WHAT TO PRODUCE. What follows is a listing; restate every line of it word for word.

ROWS.
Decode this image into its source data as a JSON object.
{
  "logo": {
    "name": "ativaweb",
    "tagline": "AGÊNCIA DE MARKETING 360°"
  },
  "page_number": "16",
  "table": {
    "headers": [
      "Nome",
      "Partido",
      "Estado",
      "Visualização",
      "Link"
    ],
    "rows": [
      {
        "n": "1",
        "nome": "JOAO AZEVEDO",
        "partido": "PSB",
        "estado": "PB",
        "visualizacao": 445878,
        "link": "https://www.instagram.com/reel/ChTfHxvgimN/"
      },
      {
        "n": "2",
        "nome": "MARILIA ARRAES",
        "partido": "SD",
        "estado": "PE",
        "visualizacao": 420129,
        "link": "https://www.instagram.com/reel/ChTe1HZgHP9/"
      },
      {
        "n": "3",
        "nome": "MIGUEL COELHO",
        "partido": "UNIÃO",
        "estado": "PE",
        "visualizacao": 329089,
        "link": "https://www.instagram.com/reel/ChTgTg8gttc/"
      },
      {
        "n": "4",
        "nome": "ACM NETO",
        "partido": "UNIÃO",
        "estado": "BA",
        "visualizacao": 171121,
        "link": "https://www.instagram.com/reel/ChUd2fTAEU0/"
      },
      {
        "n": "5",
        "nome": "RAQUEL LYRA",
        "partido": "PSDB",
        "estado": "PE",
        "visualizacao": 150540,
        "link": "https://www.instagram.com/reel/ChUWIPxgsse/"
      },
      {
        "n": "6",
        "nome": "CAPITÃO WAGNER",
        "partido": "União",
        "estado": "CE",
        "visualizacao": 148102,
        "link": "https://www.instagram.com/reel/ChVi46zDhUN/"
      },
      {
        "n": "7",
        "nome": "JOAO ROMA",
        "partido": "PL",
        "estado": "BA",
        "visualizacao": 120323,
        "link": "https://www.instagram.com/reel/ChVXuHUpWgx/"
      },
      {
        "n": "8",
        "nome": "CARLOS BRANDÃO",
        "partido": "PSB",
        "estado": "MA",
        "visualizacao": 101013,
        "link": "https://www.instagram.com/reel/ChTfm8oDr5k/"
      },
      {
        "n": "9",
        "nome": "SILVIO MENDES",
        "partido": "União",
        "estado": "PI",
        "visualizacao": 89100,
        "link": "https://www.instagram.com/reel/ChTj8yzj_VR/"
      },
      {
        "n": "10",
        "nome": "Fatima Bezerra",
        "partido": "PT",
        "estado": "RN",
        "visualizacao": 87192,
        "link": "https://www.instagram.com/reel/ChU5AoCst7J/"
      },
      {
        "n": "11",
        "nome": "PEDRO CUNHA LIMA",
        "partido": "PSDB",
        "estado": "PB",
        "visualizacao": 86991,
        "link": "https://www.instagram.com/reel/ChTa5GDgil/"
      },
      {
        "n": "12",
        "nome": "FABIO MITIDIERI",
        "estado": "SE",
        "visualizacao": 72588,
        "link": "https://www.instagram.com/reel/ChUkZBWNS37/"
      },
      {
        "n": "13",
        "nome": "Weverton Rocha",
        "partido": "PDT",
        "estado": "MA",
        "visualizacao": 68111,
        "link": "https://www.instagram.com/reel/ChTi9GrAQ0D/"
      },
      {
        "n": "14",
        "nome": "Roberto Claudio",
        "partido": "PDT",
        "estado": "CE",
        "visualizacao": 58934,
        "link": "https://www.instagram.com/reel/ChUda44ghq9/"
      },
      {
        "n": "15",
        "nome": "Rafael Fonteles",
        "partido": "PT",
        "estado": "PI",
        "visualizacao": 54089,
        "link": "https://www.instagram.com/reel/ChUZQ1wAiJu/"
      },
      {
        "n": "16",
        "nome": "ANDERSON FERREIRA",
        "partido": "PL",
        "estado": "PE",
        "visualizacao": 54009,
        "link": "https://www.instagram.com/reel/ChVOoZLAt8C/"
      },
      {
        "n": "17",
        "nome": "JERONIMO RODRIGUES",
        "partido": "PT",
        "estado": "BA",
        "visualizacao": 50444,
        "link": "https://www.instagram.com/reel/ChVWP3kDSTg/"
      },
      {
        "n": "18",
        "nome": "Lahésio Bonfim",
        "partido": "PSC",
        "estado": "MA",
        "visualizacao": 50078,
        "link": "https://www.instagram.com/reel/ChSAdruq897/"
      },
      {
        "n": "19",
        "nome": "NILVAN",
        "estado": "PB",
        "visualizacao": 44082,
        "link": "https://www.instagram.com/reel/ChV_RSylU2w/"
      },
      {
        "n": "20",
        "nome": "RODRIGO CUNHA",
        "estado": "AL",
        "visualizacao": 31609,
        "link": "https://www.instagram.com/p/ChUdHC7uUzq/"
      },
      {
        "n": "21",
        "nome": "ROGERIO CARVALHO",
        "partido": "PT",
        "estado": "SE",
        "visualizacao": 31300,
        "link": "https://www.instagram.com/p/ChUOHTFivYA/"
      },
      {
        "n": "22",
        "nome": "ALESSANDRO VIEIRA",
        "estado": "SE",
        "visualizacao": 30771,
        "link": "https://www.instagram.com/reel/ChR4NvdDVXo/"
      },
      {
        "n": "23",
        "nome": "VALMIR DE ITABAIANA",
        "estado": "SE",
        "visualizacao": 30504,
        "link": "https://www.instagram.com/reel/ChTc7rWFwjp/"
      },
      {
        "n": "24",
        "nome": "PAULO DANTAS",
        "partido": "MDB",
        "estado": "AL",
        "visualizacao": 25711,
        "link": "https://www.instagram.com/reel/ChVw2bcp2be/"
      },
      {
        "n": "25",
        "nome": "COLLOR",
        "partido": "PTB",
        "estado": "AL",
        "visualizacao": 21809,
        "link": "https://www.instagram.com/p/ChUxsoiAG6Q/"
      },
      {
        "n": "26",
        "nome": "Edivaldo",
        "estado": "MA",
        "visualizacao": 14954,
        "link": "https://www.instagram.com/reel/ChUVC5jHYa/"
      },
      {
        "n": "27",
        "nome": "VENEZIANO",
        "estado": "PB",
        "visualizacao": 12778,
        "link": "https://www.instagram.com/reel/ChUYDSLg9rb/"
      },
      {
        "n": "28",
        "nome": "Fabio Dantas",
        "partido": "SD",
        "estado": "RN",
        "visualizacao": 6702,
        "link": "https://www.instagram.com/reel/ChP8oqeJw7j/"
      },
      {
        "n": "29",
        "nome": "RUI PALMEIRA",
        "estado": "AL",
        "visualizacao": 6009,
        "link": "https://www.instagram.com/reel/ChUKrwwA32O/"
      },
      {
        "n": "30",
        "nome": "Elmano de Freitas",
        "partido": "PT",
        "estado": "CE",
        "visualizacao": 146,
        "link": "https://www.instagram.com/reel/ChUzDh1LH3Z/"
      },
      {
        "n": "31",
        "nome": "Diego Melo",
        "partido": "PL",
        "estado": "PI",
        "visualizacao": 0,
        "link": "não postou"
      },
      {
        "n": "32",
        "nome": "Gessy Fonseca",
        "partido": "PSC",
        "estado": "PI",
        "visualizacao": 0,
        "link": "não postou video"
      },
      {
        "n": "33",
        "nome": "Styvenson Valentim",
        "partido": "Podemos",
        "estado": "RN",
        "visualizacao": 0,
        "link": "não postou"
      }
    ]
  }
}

CORRECT RESULT.
Decode this image into its source data as a JSON object.
{
  "logo": {
    "name": "ativaweb",
    "tagline": "AGÊNCIA DE MARKETING 360°"
  },
  "page_number": "16",
  "table": {
    "headers": [
      "Nome",
      "Partido",
      "Estado",
      "Visualização",
      "Link"
    ],
    "rows": [
      {
        "n": "1",
        "nome": "JOAO AZEVEDO",
        "partido": "PSB",
        "estado": "PB",
        "visualizacao": 445878,
        "link": "https://www.instagram.com/reel/ChTfHxvgimN/"
      },
      {
        "n": "2",
        "nome": "MARILIA ARRAES",
        "partido": "SD",
        "estado": "PE",
        "visualizacao": 420129,
        "link": "https://www.instagram.com/reel/ChTe1HZgHP9/"
      },
      {
        "n": "3",
        "nome": "MIGUEL COELHO",
        "partido": "UNIÃO",
        "estado": "PE",
        "visualizacao": 329089,
        "link": "https://www.instagram.com/reel/ChTgTg8gttc/"
      },
      {
        "n": "4",
        "nome": "ACM NETO",
        "partido": "UNIÃO",
        "estado": "BA",
        "visualizacao": 171121,
        "link": "https://www.instagram.com/reel/ChUd2fTAEU0/"
      },
      {
        "n": "5",
        "nome": "RAQUEL LYRA",
        "partido": "PSDB",
        "estado": "PE",
        "visualizacao": 150540,
        "link": "https://www.instagram.com/reel/ChUWIPxgsse/"
      },
      {
        "n": "6",
        "nome": "CAPITÃO WAGNER",
        "partido": "União",
        "estado": "CE",
        "visualizacao": 148102,
        "link": "https://www.instagram.com/reel/ChVi46zDhUN/"
      },
      {
        "n": "7",
        "nome": "JOAO ROMA",
        "partido": "PL",
        "estado": "BA",
        "visualizacao": 120323,
        "link": "https://www.instagram.com/reel/ChVXuHUpWgx/"
      },
      {
        "n": "8",
        "nome": "CARLOS BRANDÃO",
        "partido": "PSB",
        "estado": "MA",
        "visualizacao": 101013,
        "link": "https://www.instagram.com/reel/ChTfm8oDr5k/"
      },
      {
        "n": "9",
        "nome": "SILVIO MENDES",
        "partido": "União",
        "estado": "PI",
        "visualizacao": 89100,
        "link": "https://www.instagram.com/reel/ChTj8yzj_VR/"
      },
      {
        "n": "10",
        "nome": "Fatima Bezerra",
        "partido": "PT",
        "estado": "RN",
        "visualizacao": 87192,
        "link": "https://www.instagram.com/reel/ChU5AoCst7J/"
      },
      {
        "n": "11",
        "nome": "PEDRO CUNHA LIMA",
        "partido": "PSDB",
        "estado": "PB",
        "visualizacao": 86991,
        "link": "https://www.instagram.com/reel/ChTa5GDgil/"
      },
      {
        "n": "12",
        "nome": "FABIO MITIDIERI",
        "estado": "SE",
        "visualizacao": 72588,
        "link": "https://www.instagram.com/reel/ChUkZBWNS37/"
      },
      {
        "n": "13",
        "nome": "Weverton Rocha",
        "partido": "PDT",
        "estado": "MA",
        "visualizacao": 68111,
        "link": "https://www.instagram.com/reel/ChTi9GrAQ0D/"
      },
      {
        "n": "14",
        "nome": "Roberto Claudio",
        "partido": "PDT",
        "estado": "CE",
        "visualizacao": 58934,
        "link": "https://www.instagram.com/reel/ChUda44ghq9/"
      },
      {
        "n": "15",
        "nome": "Rafael Fonteles",
        "partido": "PT",
        "estado": "PI",
        "visualizacao": 54089,
        "link": "https://www.instagram.com/reel/ChUZQ1wAiJu/"
      },
      {
        "n": "16",
        "nome": "ANDERSON FERREIRA",
        "partido": "PL",
        "estado": "PE",
        "visualizacao": 54009,
        "link": "https://www.instagram.com/reel/ChVOoZLAt8C/"
      },
      {
        "n": "17",
        "nome": "JERONIMO RODRIGUES",
        "partido": "PT",
        "estado": "BA",
        "visualizacao": 50444,
        "link": "https://www.instagram.com/reel/ChVWP3kDSTg/"
      },
      {
        "n": "18",
        "nome": "Lahésio Bonfim",
        "partido": "PSC",
        "estado": "MA",
        "visualizacao": 50078,
        "link": "https://www.instagram.com/reel/ChSAdruq897/"
      },
      {
        "n": "19",
        "nome": "NILVAN",
        "estado": "PB",
        "visualizacao": 44082,
        "link": "https://www.instagram.com/reel/ChV_RSylU2w/"
      },
      {
        "n": "20",
        "nome": "RODRIGO CUNHA",
        "estado": "AL",
        "visualizacao": 31609,
        "link": "https://www.instagram.com/p/ChUdHC7uUzq/"
      },
      {
        "n": "21",
        "nome": "ROGERIO CARVALHO",
        "partido": "PT",
        "estado": "SE",
        "visualizacao": 31300,
        "link": "https://www.instagram.com/p/ChUOHTFivYA/"
      },
      {
        "n": "22",
        "nome": "ALESSANDRO VIEIRA",
        "estado": "SE",
        "visualizacao": 30771,
        "link": "https://www.instagram.com/reel/ChR4NvdDVXo/"
      },
      {
        "n": "23",
        "nome": "VALMIR DE ITABAIANA",
        "estado": "SE",
        "visualizacao": 30504,
        "link": "https://www.instagram.com/reel/ChTc7rWFwjp/"
      },
      {
        "n": "24",
        "nome": "PAULO DANTAS",
        "partido": "MDB",
        "estado": "AL",
        "visualizacao": 25711,
        "link": "https://www.instagram.com/reel/ChVw2bcp2be/"
      },
      {
        "n": "25",
        "nome": "COLLOR",
        "partido": "PTB",
        "estado": "AL",
        "visualizacao": 21809,
        "link": "https://www.instagram.com/p/ChUxsoiAG6Q/"
      },
      {
        "n": "26",
        "nome": "Edivaldo",
        "estado": "MA",
        "visualizacao": 14954,
        "link": "https://www.instagram.com/reel/ChUVC5jHYa/"
      },
      {
        "n": "27",
        "nome": "VENEZIANO",
        "estado": "PB",
        "visualizacao": 12778,
        "link": "https://www.instagram.com/reel/ChUYDSLg9rb/"
      },
      {
        "n": "28",
        "nome": "Fabio Dantas",
        "partido": "SD",
        "estado": "RN",
        "visualizacao": 6702,
        "link": "https://www.instagram.com/reel/ChP8oqeJw7j/"
      },
      {
        "n": "29",
        "nome": "RUI PALMEIRA",
        "estado": "AL",
        "visualizacao": 6009,
        "link": "https://www.instagram.com/reel/ChUKrwwA32O/"
      },
      {
        "n": "30",
        "nome": "Elmano de Freitas",
        "partido": "PT",
        "estado": "CE",
        "visualizacao": 146,
        "link": "https://www.instagram.com/reel/ChUzDh1LH3Z/"
      },
      {
        "n": "31",
        "nome": "Diego Melo",
        "partido": "PL",
        "estado": "PI",
        "visualizacao": 0,
        "link": "não postou"
      },
      {
        "n": "32",
        "nome": "Gessy Fonseca",
        "partido": "PSC",
        "estado": "PI",
        "visualizacao": 0,
        "link": "não postou video"
      },
      {
        "n": "33",
        "nome": "Styvenson Valentim",
        "partido": "Podemos",
        "estado": "RN",
        "visualizacao": 0,
        "link": "não postou"
      }
    ]
  }
}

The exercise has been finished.